--- BEGIN ---
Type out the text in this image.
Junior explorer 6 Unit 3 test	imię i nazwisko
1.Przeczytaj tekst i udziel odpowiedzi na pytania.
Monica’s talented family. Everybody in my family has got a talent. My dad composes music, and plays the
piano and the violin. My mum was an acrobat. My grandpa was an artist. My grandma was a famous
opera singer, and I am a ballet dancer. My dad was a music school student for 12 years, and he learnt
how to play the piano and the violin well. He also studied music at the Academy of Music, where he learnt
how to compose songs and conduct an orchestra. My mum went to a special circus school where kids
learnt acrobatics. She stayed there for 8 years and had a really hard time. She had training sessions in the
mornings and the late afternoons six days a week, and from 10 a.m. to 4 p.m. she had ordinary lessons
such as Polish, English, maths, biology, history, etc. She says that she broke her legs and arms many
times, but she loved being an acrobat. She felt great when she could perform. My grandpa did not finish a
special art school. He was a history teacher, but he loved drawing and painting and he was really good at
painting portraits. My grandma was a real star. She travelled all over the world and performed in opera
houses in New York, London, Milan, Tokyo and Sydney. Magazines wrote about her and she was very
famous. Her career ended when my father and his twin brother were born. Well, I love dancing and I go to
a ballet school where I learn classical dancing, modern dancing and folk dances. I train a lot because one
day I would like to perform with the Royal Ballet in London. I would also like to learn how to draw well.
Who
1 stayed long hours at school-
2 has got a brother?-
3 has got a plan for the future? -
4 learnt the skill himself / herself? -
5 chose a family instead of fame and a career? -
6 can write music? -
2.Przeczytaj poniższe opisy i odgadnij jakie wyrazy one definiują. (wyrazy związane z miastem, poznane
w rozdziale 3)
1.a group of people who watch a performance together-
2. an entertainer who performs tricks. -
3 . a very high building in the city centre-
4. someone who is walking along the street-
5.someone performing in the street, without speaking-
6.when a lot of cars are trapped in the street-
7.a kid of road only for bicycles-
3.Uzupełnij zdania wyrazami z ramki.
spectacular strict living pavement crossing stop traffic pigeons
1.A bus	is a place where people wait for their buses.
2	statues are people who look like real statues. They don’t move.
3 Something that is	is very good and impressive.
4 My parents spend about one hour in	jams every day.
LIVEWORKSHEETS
--- END ---
--- BEGIN ---
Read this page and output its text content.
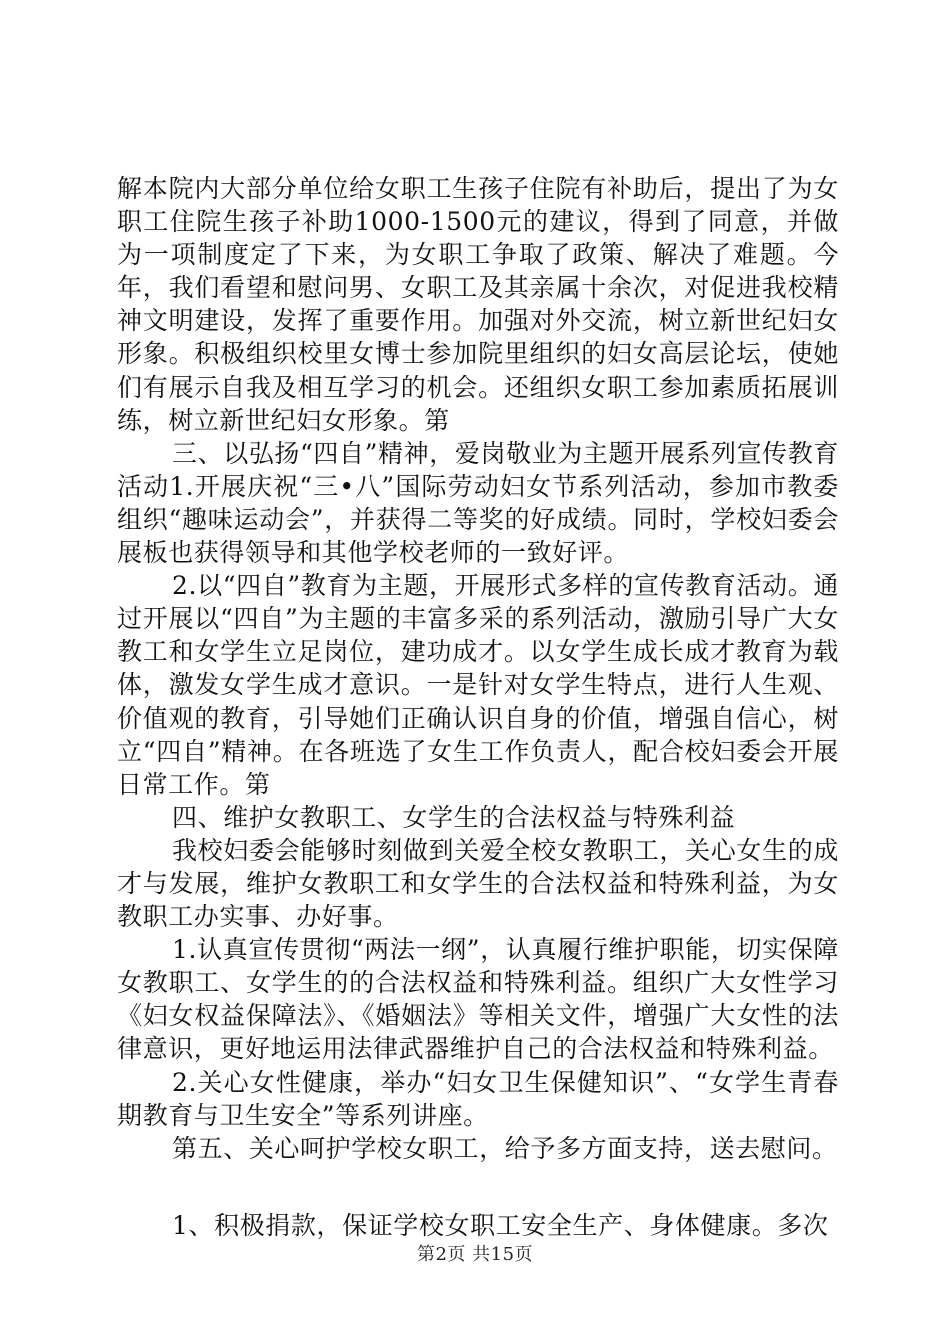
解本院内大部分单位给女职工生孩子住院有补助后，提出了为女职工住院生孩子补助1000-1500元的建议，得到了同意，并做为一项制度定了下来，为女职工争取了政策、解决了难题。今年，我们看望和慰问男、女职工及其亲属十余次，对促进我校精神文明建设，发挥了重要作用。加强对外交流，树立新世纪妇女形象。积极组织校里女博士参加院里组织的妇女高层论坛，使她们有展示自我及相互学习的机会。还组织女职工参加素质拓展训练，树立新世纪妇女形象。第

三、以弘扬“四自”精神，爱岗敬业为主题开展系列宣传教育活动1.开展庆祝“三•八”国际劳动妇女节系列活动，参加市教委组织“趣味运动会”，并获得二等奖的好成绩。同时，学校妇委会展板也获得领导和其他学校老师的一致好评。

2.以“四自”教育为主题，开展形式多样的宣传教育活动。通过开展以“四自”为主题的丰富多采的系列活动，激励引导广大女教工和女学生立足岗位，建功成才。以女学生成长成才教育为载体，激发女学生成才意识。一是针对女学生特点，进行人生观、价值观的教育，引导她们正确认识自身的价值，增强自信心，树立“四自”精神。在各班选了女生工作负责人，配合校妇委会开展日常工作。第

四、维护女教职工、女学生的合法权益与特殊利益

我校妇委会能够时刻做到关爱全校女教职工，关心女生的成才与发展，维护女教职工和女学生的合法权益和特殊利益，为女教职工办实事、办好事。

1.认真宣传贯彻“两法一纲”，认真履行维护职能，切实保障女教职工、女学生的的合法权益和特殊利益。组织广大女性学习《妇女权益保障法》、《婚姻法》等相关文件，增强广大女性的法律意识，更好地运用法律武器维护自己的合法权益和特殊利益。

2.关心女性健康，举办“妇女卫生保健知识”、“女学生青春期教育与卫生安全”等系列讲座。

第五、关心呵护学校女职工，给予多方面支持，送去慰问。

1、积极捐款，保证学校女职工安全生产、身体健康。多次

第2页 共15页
--- END ---
TASK TO CARRY OUT
Take each line of the material that contains the word "career" and list it.

RESPONSE FOR THIS EXERCISE
famous. Her career ended when my father and his twin brother were born. Well, I love dancing and I go to
5 chose a family instead of fame and a career? -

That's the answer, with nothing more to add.